* **STATED EXERCISE**:
Keep only the lines that hold the string "upload", filtering out the rest of the entries below.

* **SUPPLIED RECORDS**:
◇ ◇ ◇ ◇ ◇ ◇ ◇

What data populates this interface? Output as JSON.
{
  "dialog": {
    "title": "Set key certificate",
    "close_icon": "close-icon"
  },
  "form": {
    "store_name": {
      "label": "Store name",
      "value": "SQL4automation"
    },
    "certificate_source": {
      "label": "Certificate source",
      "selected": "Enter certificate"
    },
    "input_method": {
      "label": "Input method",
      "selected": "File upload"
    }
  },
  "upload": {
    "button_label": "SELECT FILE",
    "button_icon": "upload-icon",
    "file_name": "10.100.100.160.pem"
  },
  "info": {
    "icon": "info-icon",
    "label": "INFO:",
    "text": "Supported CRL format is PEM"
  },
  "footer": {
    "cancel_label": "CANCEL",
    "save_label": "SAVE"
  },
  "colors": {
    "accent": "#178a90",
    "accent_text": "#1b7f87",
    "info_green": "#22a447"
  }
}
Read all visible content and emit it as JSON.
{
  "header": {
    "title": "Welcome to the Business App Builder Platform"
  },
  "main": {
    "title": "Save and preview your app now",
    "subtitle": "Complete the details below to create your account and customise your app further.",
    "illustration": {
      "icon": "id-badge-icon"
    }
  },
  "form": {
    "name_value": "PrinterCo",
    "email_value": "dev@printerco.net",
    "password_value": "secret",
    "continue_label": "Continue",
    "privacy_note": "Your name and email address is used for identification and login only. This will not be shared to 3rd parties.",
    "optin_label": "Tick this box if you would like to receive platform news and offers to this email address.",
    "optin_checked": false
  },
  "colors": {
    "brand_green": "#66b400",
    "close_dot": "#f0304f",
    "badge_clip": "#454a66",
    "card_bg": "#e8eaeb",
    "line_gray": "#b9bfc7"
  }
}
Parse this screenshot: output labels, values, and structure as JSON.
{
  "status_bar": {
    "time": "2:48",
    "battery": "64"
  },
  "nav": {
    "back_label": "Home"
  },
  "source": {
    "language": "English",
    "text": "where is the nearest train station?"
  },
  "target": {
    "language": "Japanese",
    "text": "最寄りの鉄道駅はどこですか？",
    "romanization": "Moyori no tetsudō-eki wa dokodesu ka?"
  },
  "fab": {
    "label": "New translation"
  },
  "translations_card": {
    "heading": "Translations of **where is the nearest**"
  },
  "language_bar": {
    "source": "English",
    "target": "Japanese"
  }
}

◇ ◇ ◇ ◇ ◇ ◇ ◇

* **SOLUTION**:
      "selected": "File upload"
  "upload": {
    "button_icon": "upload-icon",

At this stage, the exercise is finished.